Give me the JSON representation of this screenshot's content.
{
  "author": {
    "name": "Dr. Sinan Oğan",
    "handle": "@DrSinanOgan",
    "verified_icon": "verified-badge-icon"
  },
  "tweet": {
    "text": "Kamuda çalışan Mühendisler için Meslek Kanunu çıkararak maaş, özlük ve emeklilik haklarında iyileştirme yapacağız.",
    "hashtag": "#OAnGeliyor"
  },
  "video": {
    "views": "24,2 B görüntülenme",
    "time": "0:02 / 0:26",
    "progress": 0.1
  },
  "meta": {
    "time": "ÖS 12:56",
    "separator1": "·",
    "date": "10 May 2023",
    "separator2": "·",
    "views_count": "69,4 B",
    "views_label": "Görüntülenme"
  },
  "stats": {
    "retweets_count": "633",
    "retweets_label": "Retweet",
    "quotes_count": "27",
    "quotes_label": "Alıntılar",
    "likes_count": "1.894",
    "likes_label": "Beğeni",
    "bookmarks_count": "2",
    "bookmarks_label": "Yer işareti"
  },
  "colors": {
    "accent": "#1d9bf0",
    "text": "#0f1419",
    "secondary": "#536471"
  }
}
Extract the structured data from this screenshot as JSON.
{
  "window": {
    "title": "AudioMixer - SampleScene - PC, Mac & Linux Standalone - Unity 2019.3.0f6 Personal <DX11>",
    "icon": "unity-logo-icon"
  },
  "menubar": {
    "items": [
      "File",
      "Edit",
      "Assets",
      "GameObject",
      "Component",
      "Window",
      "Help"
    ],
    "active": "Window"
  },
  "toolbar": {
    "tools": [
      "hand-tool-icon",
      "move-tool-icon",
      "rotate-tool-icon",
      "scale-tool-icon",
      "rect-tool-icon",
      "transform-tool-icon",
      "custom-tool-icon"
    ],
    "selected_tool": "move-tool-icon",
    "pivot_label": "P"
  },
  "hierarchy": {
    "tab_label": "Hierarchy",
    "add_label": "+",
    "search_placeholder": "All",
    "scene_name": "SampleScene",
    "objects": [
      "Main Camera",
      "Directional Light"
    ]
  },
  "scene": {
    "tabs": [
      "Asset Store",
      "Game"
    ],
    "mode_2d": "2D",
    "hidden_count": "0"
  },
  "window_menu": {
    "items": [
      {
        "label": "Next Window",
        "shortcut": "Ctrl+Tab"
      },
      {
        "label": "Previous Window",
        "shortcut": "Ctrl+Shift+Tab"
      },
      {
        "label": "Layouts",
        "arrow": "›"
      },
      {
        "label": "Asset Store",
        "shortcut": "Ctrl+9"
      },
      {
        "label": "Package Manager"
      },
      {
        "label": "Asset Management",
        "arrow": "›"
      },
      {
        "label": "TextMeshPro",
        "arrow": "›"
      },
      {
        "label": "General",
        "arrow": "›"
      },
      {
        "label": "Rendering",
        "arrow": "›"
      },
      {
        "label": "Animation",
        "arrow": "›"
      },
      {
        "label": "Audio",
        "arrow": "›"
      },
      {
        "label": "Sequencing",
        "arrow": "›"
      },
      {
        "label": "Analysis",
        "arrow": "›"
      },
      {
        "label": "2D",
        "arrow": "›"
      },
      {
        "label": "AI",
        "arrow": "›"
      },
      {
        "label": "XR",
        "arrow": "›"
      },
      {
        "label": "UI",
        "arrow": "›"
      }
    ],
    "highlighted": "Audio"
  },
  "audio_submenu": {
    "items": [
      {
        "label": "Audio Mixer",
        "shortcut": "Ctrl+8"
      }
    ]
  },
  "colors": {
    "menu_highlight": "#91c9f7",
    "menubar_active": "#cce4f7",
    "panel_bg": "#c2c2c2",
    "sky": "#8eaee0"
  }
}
============================================================
• _Problem statement_
Each line of the material should be echoed exactly.

• _Solution for this exercise_
Give me the JSON representation of this screenshot's content.
{
  "author": {
    "name": "Dr. Sinan Oğan",
    "handle": "@DrSinanOgan",
    "verified_icon": "verified-badge-icon"
  },
  "tweet": {
    "text": "Kamuda çalışan Mühendisler için Meslek Kanunu çıkararak maaş, özlük ve emeklilik haklarında iyileştirme yapacağız.",
    "hashtag": "#OAnGeliyor"
  },
  "video": {
    "views": "24,2 B görüntülenme",
    "time": "0:02 / 0:26",
    "progress": 0.1
  },
  "meta": {
    "time": "ÖS 12:56",
    "separator1": "·",
    "date": "10 May 2023",
    "separator2": "·",
    "views_count": "69,4 B",
    "views_label": "Görüntülenme"
  },
  "stats": {
    "retweets_count": "633",
    "retweets_label": "Retweet",
    "quotes_count": "27",
    "quotes_label": "Alıntılar",
    "likes_count": "1.894",
    "likes_label": "Beğeni",
    "bookmarks_count": "2",
    "bookmarks_label": "Yer işareti"
  },
  "colors": {
    "accent": "#1d9bf0",
    "text": "#0f1419",
    "secondary": "#536471"
  }
}
Extract the structured data from this screenshot as JSON.
{
  "window": {
    "title": "AudioMixer - SampleScene - PC, Mac & Linux Standalone - Unity 2019.3.0f6 Personal <DX11>",
    "icon": "unity-logo-icon"
  },
  "menubar": {
    "items": [
      "File",
      "Edit",
      "Assets",
      "GameObject",
      "Component",
      "Window",
      "Help"
    ],
    "active": "Window"
  },
  "toolbar": {
    "tools": [
      "hand-tool-icon",
      "move-tool-icon",
      "rotate-tool-icon",
      "scale-tool-icon",
      "rect-tool-icon",
      "transform-tool-icon",
      "custom-tool-icon"
    ],
    "selected_tool": "move-tool-icon",
    "pivot_label": "P"
  },
  "hierarchy": {
    "tab_label": "Hierarchy",
    "add_label": "+",
    "search_placeholder": "All",
    "scene_name": "SampleScene",
    "objects": [
      "Main Camera",
      "Directional Light"
    ]
  },
  "scene": {
    "tabs": [
      "Asset Store",
      "Game"
    ],
    "mode_2d": "2D",
    "hidden_count": "0"
  },
  "window_menu": {
    "items": [
      {
        "label": "Next Window",
        "shortcut": "Ctrl+Tab"
      },
      {
        "label": "Previous Window",
        "shortcut": "Ctrl+Shift+Tab"
      },
      {
        "label": "Layouts",
        "arrow": "›"
      },
      {
        "label": "Asset Store",
        "shortcut": "Ctrl+9"
      },
      {
        "label": "Package Manager"
      },
      {
        "label": "Asset Management",
        "arrow": "›"
      },
      {
        "label": "TextMeshPro",
        "arrow": "›"
      },
      {
        "label": "General",
        "arrow": "›"
      },
      {
        "label": "Rendering",
        "arrow": "›"
      },
      {
        "label": "Animation",
        "arrow": "›"
      },
      {
        "label": "Audio",
        "arrow": "›"
      },
      {
        "label": "Sequencing",
        "arrow": "›"
      },
      {
        "label": "Analysis",
        "arrow": "›"
      },
      {
        "label": "2D",
        "arrow": "›"
      },
      {
        "label": "AI",
        "arrow": "›"
      },
      {
        "label": "XR",
        "arrow": "›"
      },
      {
        "label": "UI",
        "arrow": "›"
      }
    ],
    "highlighted": "Audio"
  },
  "audio_submenu": {
    "items": [
      {
        "label": "Audio Mixer",
        "shortcut": "Ctrl+8"
      }
    ]
  },
  "colors": {
    "menu_highlight": "#91c9f7",
    "menubar_active": "#cce4f7",
    "panel_bg": "#c2c2c2",
    "sky": "#8eaee0"
  }
}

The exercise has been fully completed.